WORKING DATA:
(begin)

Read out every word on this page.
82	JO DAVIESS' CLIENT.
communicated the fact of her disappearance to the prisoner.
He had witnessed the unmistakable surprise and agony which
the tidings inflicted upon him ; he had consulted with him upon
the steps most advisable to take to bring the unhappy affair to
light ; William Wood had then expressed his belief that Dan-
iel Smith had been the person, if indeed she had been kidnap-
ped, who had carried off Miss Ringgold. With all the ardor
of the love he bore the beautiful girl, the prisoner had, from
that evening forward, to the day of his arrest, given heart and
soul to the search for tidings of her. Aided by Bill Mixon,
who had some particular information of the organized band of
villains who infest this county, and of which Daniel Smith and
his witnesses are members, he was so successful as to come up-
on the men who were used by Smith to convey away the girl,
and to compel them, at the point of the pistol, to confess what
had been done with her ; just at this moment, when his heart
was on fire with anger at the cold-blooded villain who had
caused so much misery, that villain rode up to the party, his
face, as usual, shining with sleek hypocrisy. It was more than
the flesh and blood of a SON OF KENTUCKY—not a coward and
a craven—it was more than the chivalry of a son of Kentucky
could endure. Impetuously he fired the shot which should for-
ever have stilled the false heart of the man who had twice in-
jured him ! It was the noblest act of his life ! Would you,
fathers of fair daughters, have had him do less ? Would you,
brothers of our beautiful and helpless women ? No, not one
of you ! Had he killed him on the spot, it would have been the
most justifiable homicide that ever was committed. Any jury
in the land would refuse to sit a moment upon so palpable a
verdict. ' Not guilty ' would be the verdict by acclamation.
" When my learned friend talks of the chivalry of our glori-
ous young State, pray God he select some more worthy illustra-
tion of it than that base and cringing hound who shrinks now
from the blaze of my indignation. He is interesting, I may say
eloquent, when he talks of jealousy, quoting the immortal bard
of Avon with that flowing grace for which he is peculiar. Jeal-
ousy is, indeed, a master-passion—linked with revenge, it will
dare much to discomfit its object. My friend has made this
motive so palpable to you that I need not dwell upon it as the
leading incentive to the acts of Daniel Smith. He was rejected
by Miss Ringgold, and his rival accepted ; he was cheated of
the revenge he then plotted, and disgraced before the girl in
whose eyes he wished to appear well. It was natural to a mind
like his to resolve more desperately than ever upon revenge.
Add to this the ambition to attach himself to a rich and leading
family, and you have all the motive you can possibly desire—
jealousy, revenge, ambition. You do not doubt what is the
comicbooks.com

(end)

WHAT YOU SHOULD DO: Copy out the whole listing exactly.

RESULT:
Read out every word on this page.
82	JO DAVIESS' CLIENT.
communicated the fact of her disappearance to the prisoner.
He had witnessed the unmistakable surprise and agony which
the tidings inflicted upon him ; he had consulted with him upon
the steps most advisable to take to bring the unhappy affair to
light ; William Wood had then expressed his belief that Dan-
iel Smith had been the person, if indeed she had been kidnap-
ped, who had carried off Miss Ringgold. With all the ardor
of the love he bore the beautiful girl, the prisoner had, from
that evening forward, to the day of his arrest, given heart and
soul to the search for tidings of her. Aided by Bill Mixon,
who had some particular information of the organized band of
villains who infest this county, and of which Daniel Smith and
his witnesses are members, he was so successful as to come up-
on the men who were used by Smith to convey away the girl,
and to compel them, at the point of the pistol, to confess what
had been done with her ; just at this moment, when his heart
was on fire with anger at the cold-blooded villain who had
caused so much misery, that villain rode up to the party, his
face, as usual, shining with sleek hypocrisy. It was more than
the flesh and blood of a SON OF KENTUCKY—not a coward and
a craven—it was more than the chivalry of a son of Kentucky
could endure. Impetuously he fired the shot which should for-
ever have stilled the false heart of the man who had twice in-
jured him ! It was the noblest act of his life ! Would you,
fathers of fair daughters, have had him do less ? Would you,
brothers of our beautiful and helpless women ? No, not one
of you ! Had he killed him on the spot, it would have been the
most justifiable homicide that ever was committed. Any jury
in the land would refuse to sit a moment upon so palpable a
verdict. ' Not guilty ' would be the verdict by acclamation.
" When my learned friend talks of the chivalry of our glori-
ous young State, pray God he select some more worthy illustra-
tion of it than that base and cringing hound who shrinks now
from the blaze of my indignation. He is interesting, I may say
eloquent, when he talks of jealousy, quoting the immortal bard
of Avon with that flowing grace for which he is peculiar. Jeal-
ousy is, indeed, a master-passion—linked with revenge, it will
dare much to discomfit its object. My friend has made this
motive so palpable to you that I need not dwell upon it as the
leading incentive to the acts of Daniel Smith. He was rejected
by Miss Ringgold, and his rival accepted ; he was cheated of
the revenge he then plotted, and disgraced before the girl in
whose eyes he wished to appear well. It was natural to a mind
like his to resolve more desperately than ever upon revenge.
Add to this the ambition to attach himself to a rich and leading
family, and you have all the motive you can possibly desire—
jealousy, revenge, ambition. You do not doubt what is the
comicbooks.com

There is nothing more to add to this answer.